Consigne:
Selon l'extrait sur le hockey junior québécois, à combien de cours les joueurs de la LHJMQ étaient-ils inscrits en moyenne au semestre d'automne 2007 ?

Le débat sur les bagarres au hockey junior est fort intéressant, mais pendant ce temps, on oublie ce qu'il y a de pire au hockey junior québécois: les études.

Cette ligue, qui prend ses recrues à 16 ans et qui les garde jusqu'à 20, est à peu près incapable de diplômer des cégépiens.

Le printemps dernier, pourtant, la très mal nommée Ligue de hockey junior majeur du Québec a publié un communiqué jovialiste nous laissant croire que ses membres réussissaient mieux que les jeunes garçons en général, même ceux qui pratiquent un sport organisé.

Ça dépend évidemment de ce qu'on veut dire par "réussite".

Les chiffres varient d'une année à l'autre, mais en moyenne, les garçons québécois au cégep avaient un taux de réussite de 72% en 2005, ce qui veut dire qu'ils avaient la note de passage dans sept cours sur dix. Ceux qui pratiquent un sport fédéré avaient un taux de réussite de 79,5%. Et règle générale, ceux qui pratiquent des sports scolaires ont de meilleurs taux de réussite à l'école que la moyenne.

Mais, à l'automne 2007, tenez-vous bien, les p'tits gars de la LHJMQ les battaient tous, d'après la ligue: ils avaient un taux de réussite de 84%!

Épatant, non? N'est-ce pas la preuve que le hockey junior prend les études au sérieux, enfin?

Eh ben non.

Voyez-vous, nos joueurs de hockey junior étaient inscrits à seulement 2,5 cours en moyenne, au semestre d'automne 2007. Un élève de cégep à temps plein suit sept ou huit cours par semestre, selon le programme. On comprendra qu'on ne puisse pas le comparer à quelqu'un qui en suit trois fois moins.

J'ai dit que la LHJMQ était mal nommée, d'abord parce que sept de ses dix-huit équipes sont hors du Québec, notamment à Halifax, à Lewiston, dans le Maine, et à Charlottetown, la très charmante capitale de l'Île-du-Prince-Édouard.

Sur les 435 joueurs de la ligue, seulement 264 sont des Québécois. Les autres sont des Canadiens d'autres provinces, des Américains et des Européens. Tant qu'à se prendre pour une petite Ligue nationale...

Sur les 264 joueurs québécois, 150 fréquentent le cégep en 2008; il y en a 64 qui sont en quatrième ou cinquième secondaire, dont 12 qui suivent les cours à distance d'institutions anglophones; 32 sont affiliés à un collège américain ou à une université; sept sont étudiants libres et 11 n'étudient pas (ils ont 19 ou 20 ans).

La plupart, donc, "fréquentent" une institution scolaire, même si c'est parfois par l'internet.

Les cégépiens qui jouent au Québec sont censés être inscrits à quatre cours, ceux de l'extérieur à deux. Mais en 2007, les 147 inscrits suivaient 374 cours en tout, donc 2,5 par élève.

Deux cours par semestre, cela voudrait dire un DEC en huit ans. Encore heureux qu'ils n'en coulent qu'un sur cinq...

Êtes-vous impressionné? Vous aurez remarqué sur le site de la LHJMQ qu'on ne parle pas de taux d'obtention de diplôme. La raison est simple: c'est un échec à peu près total.

Lignes de données:
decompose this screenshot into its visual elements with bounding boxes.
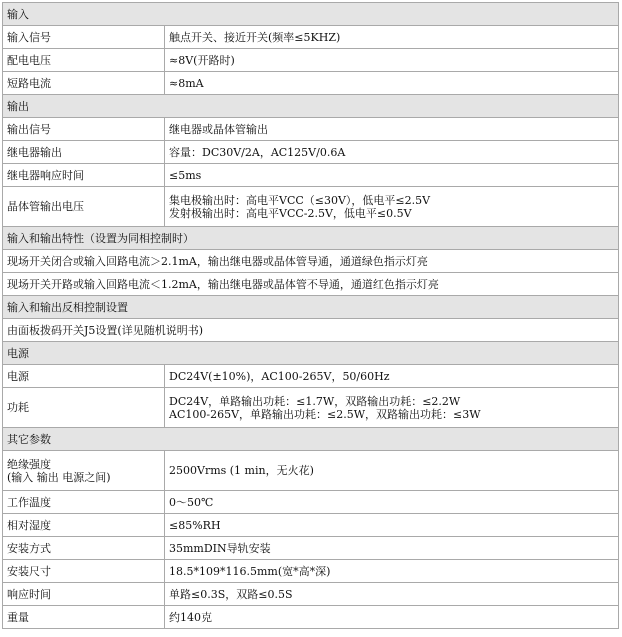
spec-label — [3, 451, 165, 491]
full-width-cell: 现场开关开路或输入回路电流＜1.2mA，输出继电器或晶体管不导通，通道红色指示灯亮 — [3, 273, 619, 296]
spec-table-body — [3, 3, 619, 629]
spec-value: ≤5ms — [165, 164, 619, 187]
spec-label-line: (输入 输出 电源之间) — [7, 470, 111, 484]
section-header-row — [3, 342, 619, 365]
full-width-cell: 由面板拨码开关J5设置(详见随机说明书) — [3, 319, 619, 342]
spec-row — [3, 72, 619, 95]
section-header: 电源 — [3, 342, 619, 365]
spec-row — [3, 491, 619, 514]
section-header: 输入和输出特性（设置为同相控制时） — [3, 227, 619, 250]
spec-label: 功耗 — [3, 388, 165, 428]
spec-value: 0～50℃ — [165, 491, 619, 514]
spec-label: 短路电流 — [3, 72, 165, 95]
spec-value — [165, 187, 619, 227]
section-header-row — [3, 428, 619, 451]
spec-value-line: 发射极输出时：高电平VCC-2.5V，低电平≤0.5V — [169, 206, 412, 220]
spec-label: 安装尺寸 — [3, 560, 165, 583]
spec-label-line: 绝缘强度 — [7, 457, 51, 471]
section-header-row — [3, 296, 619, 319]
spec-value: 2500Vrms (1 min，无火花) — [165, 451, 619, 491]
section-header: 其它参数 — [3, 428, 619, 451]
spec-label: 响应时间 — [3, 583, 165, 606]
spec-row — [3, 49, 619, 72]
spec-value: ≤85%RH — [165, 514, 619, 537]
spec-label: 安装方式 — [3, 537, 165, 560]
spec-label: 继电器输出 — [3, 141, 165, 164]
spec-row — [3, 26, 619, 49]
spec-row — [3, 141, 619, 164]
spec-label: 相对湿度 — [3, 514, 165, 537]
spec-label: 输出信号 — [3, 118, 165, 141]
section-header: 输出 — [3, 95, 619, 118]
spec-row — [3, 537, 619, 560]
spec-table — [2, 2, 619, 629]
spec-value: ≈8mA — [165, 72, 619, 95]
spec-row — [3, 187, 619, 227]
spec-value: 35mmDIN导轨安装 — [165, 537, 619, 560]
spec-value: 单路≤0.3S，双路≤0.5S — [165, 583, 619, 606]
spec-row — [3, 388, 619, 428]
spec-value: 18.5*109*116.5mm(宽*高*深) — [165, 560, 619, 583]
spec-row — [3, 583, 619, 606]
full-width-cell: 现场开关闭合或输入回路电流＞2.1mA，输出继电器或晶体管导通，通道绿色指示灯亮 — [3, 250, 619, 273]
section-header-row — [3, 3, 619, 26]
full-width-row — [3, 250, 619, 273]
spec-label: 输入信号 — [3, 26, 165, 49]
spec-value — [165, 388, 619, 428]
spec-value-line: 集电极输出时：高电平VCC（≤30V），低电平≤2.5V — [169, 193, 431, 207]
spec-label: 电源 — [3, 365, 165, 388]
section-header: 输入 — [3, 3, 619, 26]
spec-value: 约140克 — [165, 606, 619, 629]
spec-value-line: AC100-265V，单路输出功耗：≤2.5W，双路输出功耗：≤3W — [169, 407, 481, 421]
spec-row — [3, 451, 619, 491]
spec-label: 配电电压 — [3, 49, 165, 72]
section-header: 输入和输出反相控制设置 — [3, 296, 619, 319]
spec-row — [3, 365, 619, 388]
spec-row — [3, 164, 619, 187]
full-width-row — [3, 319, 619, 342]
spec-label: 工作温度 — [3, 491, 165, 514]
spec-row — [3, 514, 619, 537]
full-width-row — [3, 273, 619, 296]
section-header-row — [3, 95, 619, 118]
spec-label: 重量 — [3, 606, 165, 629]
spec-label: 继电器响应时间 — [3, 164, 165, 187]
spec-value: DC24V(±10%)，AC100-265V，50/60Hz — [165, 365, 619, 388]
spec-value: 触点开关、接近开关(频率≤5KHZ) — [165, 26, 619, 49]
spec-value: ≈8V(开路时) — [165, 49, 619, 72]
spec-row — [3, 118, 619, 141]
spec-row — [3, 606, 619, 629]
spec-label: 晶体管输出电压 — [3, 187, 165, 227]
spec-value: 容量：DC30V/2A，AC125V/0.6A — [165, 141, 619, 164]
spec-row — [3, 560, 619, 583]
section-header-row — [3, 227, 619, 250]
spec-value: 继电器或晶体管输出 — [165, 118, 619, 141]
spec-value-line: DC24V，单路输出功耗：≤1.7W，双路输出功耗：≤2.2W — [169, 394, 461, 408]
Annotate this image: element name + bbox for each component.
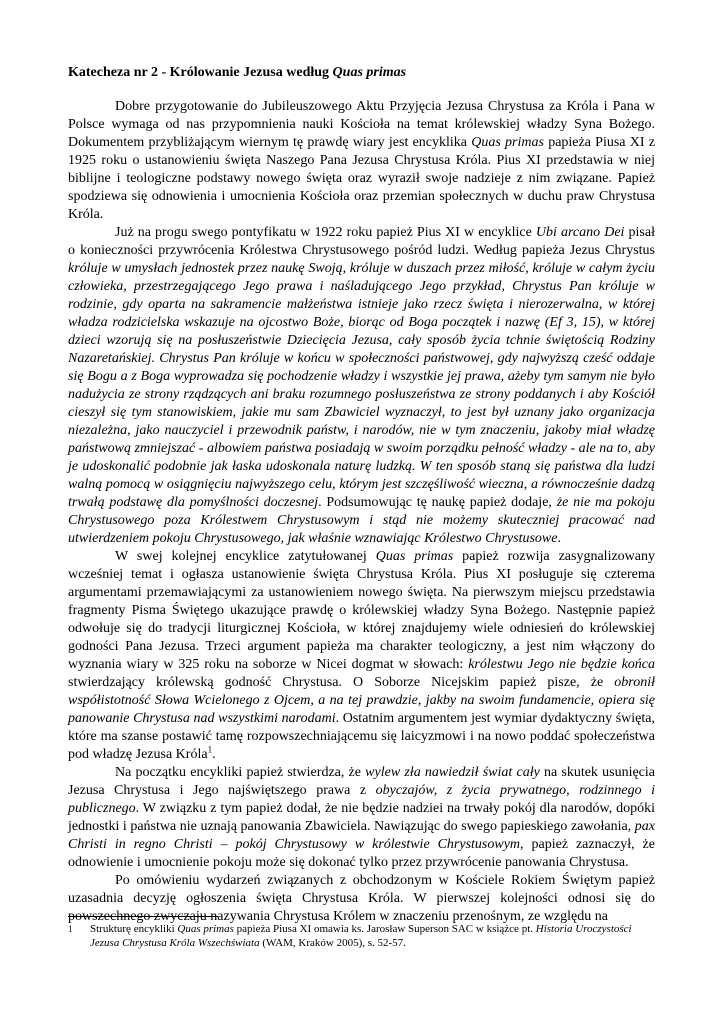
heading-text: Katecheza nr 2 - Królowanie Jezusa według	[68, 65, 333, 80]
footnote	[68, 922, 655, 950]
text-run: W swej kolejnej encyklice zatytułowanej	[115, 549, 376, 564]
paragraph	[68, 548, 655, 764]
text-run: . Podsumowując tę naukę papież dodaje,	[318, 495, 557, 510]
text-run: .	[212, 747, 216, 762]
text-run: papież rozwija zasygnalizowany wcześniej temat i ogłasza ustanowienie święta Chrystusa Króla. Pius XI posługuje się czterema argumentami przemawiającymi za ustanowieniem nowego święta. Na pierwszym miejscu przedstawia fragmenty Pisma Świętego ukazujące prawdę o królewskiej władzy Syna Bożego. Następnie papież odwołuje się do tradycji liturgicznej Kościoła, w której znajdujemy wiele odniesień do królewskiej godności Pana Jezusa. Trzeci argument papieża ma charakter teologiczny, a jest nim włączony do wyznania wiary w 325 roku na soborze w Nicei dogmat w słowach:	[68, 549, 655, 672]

Solution proposée:
À 2,5 cours en moyenne.